He relayed the story of a young person “who was forced to resign based on a promise that he will get a permit for a delivery scooter”.

Another protester, a university student, said that the intelligence services called him and his father back in 2021 after he was involved in organising a protest action against the raising of transportation fees at Ahl al-Bayt university.

Protester holds up a sign reading 'Your political reform is just dead letters on a paper' outside the Independent Election Commission in Amman (MEE/Mohammad Ersan)
Protester holds up a sign reading 'Your political reform is just dead letters on a paper' outside the Independent Election Commission in Amman (MEE/Mohammad Ersan)

Murad Adaileh, another protester with the Islamic Action Front, also confirmed that the state's tactics often included travel and job-related pressure.

“We are pressured at airports, our passports are confiscated, we are called into the security agencies multiple times and our party members are harassed when they attempt to get employment," he explained.
Adaileh told MEE that a daughter of a party member was not allowed to work at a public university because of her father’s political affiliation. He added that activists have said over and over that legislation by itself is not enough to fix the problem that exists.

■ **DATA ENTRIES**:

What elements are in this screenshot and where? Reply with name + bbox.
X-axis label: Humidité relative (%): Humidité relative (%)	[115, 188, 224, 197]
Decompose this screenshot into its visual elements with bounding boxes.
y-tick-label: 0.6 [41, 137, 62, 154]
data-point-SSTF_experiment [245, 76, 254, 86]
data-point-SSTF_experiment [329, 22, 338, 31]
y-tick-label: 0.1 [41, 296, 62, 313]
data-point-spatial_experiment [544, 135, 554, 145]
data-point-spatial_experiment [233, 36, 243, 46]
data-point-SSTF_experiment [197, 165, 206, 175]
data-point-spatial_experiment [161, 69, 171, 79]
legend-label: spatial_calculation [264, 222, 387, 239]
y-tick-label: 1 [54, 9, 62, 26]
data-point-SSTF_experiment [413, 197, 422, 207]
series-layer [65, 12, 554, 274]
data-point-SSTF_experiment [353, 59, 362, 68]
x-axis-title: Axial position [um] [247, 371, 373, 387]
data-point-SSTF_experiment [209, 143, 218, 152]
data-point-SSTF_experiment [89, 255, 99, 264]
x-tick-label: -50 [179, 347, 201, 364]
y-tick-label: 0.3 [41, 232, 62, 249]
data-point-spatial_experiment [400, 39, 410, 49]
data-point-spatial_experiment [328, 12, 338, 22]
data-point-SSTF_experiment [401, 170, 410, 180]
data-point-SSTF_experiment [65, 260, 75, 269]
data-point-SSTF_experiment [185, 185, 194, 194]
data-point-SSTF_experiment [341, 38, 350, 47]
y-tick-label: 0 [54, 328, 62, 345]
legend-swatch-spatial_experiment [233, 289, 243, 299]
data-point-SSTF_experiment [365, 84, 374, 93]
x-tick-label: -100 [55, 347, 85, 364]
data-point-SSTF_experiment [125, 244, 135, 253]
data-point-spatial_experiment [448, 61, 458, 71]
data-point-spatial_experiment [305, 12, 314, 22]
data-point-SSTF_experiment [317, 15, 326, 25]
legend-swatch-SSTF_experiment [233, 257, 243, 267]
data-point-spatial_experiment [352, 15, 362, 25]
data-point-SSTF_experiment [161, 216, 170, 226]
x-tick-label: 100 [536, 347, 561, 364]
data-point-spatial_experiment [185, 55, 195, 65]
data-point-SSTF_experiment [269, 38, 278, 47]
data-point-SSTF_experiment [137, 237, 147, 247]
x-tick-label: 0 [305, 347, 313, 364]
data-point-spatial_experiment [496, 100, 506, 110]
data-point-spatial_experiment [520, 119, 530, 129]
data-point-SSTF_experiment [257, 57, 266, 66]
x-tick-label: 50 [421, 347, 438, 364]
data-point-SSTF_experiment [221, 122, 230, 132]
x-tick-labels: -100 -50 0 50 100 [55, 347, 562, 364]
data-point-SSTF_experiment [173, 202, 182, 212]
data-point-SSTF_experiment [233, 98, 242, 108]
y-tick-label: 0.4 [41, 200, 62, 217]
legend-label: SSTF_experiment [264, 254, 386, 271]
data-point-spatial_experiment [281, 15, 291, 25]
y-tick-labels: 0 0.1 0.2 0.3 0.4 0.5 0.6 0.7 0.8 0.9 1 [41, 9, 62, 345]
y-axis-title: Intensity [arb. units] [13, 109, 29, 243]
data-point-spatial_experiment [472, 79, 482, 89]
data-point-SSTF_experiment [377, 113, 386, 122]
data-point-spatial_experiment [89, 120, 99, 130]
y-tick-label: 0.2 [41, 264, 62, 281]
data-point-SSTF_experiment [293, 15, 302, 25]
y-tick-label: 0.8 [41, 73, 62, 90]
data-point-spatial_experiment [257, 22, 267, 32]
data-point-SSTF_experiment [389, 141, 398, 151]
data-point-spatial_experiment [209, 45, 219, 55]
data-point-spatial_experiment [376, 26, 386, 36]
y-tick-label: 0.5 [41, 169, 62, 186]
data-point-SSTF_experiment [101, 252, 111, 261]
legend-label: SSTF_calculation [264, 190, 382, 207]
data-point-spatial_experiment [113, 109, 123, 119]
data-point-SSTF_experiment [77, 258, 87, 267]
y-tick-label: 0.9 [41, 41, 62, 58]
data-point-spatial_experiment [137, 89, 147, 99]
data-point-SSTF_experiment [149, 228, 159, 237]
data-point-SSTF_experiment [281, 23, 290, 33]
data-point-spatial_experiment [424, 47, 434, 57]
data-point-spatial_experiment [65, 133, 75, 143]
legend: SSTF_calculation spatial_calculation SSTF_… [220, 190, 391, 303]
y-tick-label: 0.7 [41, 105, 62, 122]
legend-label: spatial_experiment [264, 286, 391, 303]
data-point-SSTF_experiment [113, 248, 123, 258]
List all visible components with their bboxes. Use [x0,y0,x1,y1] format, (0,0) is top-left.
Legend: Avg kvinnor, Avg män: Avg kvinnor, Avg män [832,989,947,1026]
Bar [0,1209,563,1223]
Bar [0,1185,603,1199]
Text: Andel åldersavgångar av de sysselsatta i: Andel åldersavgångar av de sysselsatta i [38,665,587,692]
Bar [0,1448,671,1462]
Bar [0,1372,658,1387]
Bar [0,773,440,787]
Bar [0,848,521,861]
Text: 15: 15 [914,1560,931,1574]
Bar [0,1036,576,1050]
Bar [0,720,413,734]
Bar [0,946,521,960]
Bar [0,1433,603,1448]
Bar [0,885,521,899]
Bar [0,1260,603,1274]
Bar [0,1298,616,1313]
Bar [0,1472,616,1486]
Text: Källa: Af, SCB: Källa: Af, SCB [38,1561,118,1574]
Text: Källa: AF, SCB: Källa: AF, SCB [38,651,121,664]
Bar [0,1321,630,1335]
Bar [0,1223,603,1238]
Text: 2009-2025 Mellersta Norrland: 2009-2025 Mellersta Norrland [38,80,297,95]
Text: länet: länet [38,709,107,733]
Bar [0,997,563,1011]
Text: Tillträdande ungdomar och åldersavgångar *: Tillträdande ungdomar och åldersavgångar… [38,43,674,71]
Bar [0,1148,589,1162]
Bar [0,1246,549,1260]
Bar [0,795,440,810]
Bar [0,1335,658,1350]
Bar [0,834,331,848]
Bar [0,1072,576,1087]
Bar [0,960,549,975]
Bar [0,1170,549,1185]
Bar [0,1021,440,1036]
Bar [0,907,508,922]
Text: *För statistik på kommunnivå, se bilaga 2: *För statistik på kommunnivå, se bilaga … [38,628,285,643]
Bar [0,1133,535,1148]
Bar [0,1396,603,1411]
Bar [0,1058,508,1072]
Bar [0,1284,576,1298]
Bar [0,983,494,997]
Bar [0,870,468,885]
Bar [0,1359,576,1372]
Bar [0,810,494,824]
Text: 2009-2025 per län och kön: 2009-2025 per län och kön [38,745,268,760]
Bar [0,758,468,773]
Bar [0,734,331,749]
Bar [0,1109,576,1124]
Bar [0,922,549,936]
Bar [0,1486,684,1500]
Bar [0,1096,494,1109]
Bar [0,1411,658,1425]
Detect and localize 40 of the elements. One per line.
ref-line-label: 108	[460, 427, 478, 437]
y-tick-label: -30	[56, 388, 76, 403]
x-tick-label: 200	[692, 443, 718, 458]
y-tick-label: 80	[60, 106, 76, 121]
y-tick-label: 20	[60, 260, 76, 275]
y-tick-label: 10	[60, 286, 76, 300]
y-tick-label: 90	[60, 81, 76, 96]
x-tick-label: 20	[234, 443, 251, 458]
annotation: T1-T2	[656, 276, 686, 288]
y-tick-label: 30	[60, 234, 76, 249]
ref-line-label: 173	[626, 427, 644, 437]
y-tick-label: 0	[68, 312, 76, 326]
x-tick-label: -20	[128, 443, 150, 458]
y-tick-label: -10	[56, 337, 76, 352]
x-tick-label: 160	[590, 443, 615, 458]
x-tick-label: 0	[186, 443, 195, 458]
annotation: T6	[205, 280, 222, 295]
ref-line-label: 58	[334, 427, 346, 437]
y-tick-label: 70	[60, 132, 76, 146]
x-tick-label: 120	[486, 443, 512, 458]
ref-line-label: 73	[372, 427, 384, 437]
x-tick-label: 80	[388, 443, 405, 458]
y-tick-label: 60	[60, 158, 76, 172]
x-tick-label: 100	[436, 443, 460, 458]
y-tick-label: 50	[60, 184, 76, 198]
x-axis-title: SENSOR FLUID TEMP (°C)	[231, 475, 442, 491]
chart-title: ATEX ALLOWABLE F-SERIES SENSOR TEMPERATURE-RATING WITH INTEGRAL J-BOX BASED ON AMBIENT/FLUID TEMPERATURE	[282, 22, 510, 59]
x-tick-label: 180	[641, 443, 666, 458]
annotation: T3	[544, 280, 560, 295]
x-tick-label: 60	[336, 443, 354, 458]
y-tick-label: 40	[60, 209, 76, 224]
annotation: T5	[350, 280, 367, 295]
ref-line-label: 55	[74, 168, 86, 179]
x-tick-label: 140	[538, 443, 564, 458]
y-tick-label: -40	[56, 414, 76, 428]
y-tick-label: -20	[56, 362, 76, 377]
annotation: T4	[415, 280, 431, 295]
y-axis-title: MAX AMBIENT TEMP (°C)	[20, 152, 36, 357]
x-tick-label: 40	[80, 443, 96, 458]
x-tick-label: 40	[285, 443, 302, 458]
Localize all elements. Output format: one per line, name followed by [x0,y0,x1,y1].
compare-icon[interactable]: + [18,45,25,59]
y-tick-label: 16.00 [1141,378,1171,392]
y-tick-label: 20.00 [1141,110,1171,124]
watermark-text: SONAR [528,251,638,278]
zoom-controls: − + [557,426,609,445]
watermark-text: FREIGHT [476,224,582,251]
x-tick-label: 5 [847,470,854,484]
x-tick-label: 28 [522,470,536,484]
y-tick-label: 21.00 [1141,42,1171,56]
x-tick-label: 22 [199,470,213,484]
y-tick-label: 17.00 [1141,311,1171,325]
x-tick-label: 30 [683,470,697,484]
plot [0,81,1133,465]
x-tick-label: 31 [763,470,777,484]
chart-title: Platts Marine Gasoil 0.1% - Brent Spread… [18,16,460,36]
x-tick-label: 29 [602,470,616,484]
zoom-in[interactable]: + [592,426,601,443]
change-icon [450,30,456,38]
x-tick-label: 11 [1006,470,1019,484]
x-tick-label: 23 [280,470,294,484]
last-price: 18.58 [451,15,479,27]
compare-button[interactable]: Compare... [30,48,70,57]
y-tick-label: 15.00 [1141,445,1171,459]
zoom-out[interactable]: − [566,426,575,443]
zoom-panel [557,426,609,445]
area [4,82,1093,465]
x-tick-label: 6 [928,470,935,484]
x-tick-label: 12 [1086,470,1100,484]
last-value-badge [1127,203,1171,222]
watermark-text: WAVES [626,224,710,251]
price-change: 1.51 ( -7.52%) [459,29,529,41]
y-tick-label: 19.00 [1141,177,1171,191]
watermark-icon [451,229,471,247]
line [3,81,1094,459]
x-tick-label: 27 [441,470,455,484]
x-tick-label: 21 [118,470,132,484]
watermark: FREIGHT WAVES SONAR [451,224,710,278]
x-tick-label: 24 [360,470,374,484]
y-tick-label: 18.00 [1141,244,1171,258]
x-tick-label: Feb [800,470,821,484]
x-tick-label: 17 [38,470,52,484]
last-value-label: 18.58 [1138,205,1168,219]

■ **PROBLEM SET**:
• A. Reproduce word for word the portion of the protest report starting with "Murad Adaileh, another" and going on through "problem that exists.".
• B. Rewrite the records from their first line through the line containing "data-point-SSTF_experiment [413, 197, 422, 207]", replacing "y-tick-label" with "y-axis-value" and leaving everything else unchanged. Return only those lines.

■ **ANSWERS BELOW**:
• A.
Murad Adaileh, another protester with the Islamic Action Front, also confirmed that the state's tactics often included travel and job-related pressure.

“We are pressured at airports, our passports are confiscated, we are called into the security agencies multiple times and our party members are harassed when they attempt to get employment," he explained.
Adaileh told MEE that a daughter of a party member was not allowed to work at a public university because of her father’s political affiliation. He added that activists have said over and over that legislation by itself is not enough to fix the problem that exists.

• B.
What elements are in this screenshot and where? Reply with name + bbox.
X-axis label: Humidité relative (%): Humidité relative (%)	[115, 188, 224, 197]
Decompose this screenshot into its visual elements with bounding boxes.
y-axis-value: 0.6 [41, 137, 62, 154]
data-point-SSTF_experiment [245, 76, 254, 86]
data-point-SSTF_experiment [329, 22, 338, 31]
y-axis-value: 0.1 [41, 296, 62, 313]
data-point-spatial_experiment [544, 135, 554, 145]
data-point-spatial_experiment [233, 36, 243, 46]
data-point-SSTF_experiment [197, 165, 206, 175]
data-point-spatial_experiment [161, 69, 171, 79]
legend-label: spatial_calculation [264, 222, 387, 239]
y-axis-value: 1 [54, 9, 62, 26]
data-point-SSTF_experiment [413, 197, 422, 207]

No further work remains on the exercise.